BEGIN DATASET EXCERPTS
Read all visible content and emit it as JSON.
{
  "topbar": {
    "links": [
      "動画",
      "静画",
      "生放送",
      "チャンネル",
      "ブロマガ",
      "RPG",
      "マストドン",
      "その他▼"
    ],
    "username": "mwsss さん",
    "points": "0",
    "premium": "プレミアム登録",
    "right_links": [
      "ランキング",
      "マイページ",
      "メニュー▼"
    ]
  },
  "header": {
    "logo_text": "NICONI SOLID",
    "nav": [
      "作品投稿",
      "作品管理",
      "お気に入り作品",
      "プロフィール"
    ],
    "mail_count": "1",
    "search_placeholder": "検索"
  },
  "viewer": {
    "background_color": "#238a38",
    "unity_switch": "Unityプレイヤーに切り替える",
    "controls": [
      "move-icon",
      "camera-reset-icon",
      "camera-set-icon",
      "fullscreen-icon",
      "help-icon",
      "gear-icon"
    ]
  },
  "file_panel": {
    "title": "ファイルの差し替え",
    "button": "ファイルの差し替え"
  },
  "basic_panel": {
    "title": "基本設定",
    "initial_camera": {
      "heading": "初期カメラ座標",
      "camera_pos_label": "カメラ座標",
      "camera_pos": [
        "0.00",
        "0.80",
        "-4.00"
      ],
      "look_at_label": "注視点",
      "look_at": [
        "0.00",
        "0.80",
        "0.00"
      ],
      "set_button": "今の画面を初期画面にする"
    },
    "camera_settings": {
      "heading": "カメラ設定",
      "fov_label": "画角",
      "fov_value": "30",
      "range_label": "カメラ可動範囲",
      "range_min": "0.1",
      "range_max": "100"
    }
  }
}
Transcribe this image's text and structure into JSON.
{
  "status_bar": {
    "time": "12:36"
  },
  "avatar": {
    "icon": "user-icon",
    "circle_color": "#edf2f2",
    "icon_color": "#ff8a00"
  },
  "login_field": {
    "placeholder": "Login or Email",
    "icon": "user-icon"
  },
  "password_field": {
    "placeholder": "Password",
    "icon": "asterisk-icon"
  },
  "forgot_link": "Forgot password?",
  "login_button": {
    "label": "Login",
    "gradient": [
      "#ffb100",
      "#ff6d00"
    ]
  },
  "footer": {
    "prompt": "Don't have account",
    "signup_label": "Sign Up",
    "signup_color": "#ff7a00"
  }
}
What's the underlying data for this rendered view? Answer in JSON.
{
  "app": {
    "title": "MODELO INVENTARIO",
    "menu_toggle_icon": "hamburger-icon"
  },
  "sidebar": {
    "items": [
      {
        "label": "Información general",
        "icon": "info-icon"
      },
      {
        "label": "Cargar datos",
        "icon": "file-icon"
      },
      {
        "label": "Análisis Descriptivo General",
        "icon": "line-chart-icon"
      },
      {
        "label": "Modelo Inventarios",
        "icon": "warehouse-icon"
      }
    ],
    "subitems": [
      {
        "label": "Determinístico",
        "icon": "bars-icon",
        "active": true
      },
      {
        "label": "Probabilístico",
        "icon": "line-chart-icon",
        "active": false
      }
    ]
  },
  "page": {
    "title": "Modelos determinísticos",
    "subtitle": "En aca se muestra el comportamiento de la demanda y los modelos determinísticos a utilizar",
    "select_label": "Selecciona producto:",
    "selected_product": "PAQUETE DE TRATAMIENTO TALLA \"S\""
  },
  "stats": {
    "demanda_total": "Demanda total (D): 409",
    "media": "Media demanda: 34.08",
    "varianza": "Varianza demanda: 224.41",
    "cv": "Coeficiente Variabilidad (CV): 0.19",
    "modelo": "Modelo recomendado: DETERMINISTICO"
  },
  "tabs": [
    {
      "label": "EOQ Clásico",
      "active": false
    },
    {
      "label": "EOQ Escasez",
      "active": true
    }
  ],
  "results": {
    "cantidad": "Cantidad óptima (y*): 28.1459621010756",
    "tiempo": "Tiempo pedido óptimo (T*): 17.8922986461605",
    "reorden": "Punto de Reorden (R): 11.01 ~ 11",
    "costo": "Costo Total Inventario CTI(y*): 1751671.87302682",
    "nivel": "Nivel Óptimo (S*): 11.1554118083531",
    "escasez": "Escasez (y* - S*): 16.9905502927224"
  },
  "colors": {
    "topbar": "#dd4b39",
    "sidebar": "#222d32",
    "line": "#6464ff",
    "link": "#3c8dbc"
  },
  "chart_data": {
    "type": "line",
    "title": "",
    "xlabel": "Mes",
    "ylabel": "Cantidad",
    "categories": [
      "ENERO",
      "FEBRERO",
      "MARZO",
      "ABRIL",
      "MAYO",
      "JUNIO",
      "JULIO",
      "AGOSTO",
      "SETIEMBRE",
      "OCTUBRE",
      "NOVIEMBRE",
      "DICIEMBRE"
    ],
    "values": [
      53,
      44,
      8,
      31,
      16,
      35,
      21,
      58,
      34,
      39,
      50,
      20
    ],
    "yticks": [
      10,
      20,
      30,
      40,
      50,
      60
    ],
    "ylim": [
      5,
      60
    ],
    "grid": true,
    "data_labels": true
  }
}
END DATASET EXCERPTS
WHAT THE EXERCISE ASKS → Write out all records exactly, keeping every detail.

RESULT BELOW →
Read all visible content and emit it as JSON.
{
  "topbar": {
    "links": [
      "動画",
      "静画",
      "生放送",
      "チャンネル",
      "ブロマガ",
      "RPG",
      "マストドン",
      "その他▼"
    ],
    "username": "mwsss さん",
    "points": "0",
    "premium": "プレミアム登録",
    "right_links": [
      "ランキング",
      "マイページ",
      "メニュー▼"
    ]
  },
  "header": {
    "logo_text": "NICONI SOLID",
    "nav": [
      "作品投稿",
      "作品管理",
      "お気に入り作品",
      "プロフィール"
    ],
    "mail_count": "1",
    "search_placeholder": "検索"
  },
  "viewer": {
    "background_color": "#238a38",
    "unity_switch": "Unityプレイヤーに切り替える",
    "controls": [
      "move-icon",
      "camera-reset-icon",
      "camera-set-icon",
      "fullscreen-icon",
      "help-icon",
      "gear-icon"
    ]
  },
  "file_panel": {
    "title": "ファイルの差し替え",
    "button": "ファイルの差し替え"
  },
  "basic_panel": {
    "title": "基本設定",
    "initial_camera": {
      "heading": "初期カメラ座標",
      "camera_pos_label": "カメラ座標",
      "camera_pos": [
        "0.00",
        "0.80",
        "-4.00"
      ],
      "look_at_label": "注視点",
      "look_at": [
        "0.00",
        "0.80",
        "0.00"
      ],
      "set_button": "今の画面を初期画面にする"
    },
    "camera_settings": {
      "heading": "カメラ設定",
      "fov_label": "画角",
      "fov_value": "30",
      "range_label": "カメラ可動範囲",
      "range_min": "0.1",
      "range_max": "100"
    }
  }
}
Transcribe this image's text and structure into JSON.
{
  "status_bar": {
    "time": "12:36"
  },
  "avatar": {
    "icon": "user-icon",
    "circle_color": "#edf2f2",
    "icon_color": "#ff8a00"
  },
  "login_field": {
    "placeholder": "Login or Email",
    "icon": "user-icon"
  },
  "password_field": {
    "placeholder": "Password",
    "icon": "asterisk-icon"
  },
  "forgot_link": "Forgot password?",
  "login_button": {
    "label": "Login",
    "gradient": [
      "#ffb100",
      "#ff6d00"
    ]
  },
  "footer": {
    "prompt": "Don't have account",
    "signup_label": "Sign Up",
    "signup_color": "#ff7a00"
  }
}
What's the underlying data for this rendered view? Answer in JSON.
{
  "app": {
    "title": "MODELO INVENTARIO",
    "menu_toggle_icon": "hamburger-icon"
  },
  "sidebar": {
    "items": [
      {
        "label": "Información general",
        "icon": "info-icon"
      },
      {
        "label": "Cargar datos",
        "icon": "file-icon"
      },
      {
        "label": "Análisis Descriptivo General",
        "icon": "line-chart-icon"
      },
      {
        "label": "Modelo Inventarios",
        "icon": "warehouse-icon"
      }
    ],
    "subitems": [
      {
        "label": "Determinístico",
        "icon": "bars-icon",
        "active": true
      },
      {
        "label": "Probabilístico",
        "icon": "line-chart-icon",
        "active": false
      }
    ]
  },
  "page": {
    "title": "Modelos determinísticos",
    "subtitle": "En aca se muestra el comportamiento de la demanda y los modelos determinísticos a utilizar",
    "select_label": "Selecciona producto:",
    "selected_product": "PAQUETE DE TRATAMIENTO TALLA \"S\""
  },
  "stats": {
    "demanda_total": "Demanda total (D): 409",
    "media": "Media demanda: 34.08",
    "varianza": "Varianza demanda: 224.41",
    "cv": "Coeficiente Variabilidad (CV): 0.19",
    "modelo": "Modelo recomendado: DETERMINISTICO"
  },
  "tabs": [
    {
      "label": "EOQ Clásico",
      "active": false
    },
    {
      "label": "EOQ Escasez",
      "active": true
    }
  ],
  "results": {
    "cantidad": "Cantidad óptima (y*): 28.1459621010756",
    "tiempo": "Tiempo pedido óptimo (T*): 17.8922986461605",
    "reorden": "Punto de Reorden (R): 11.01 ~ 11",
    "costo": "Costo Total Inventario CTI(y*): 1751671.87302682",
    "nivel": "Nivel Óptimo (S*): 11.1554118083531",
    "escasez": "Escasez (y* - S*): 16.9905502927224"
  },
  "colors": {
    "topbar": "#dd4b39",
    "sidebar": "#222d32",
    "line": "#6464ff",
    "link": "#3c8dbc"
  },
  "chart_data": {
    "type": "line",
    "title": "",
    "xlabel": "Mes",
    "ylabel": "Cantidad",
    "categories": [
      "ENERO",
      "FEBRERO",
      "MARZO",
      "ABRIL",
      "MAYO",
      "JUNIO",
      "JULIO",
      "AGOSTO",
      "SETIEMBRE",
      "OCTUBRE",
      "NOVIEMBRE",
      "DICIEMBRE"
    ],
    "values": [
      53,
      44,
      8,
      31,
      16,
      35,
      21,
      58,
      34,
      39,
      50,
      20
    ],
    "yticks": [
      10,
      20,
      30,
      40,
      50,
      60
    ],
    "ylim": [
      5,
      60
    ],
    "grid": true,
    "data_labels": true
  }
}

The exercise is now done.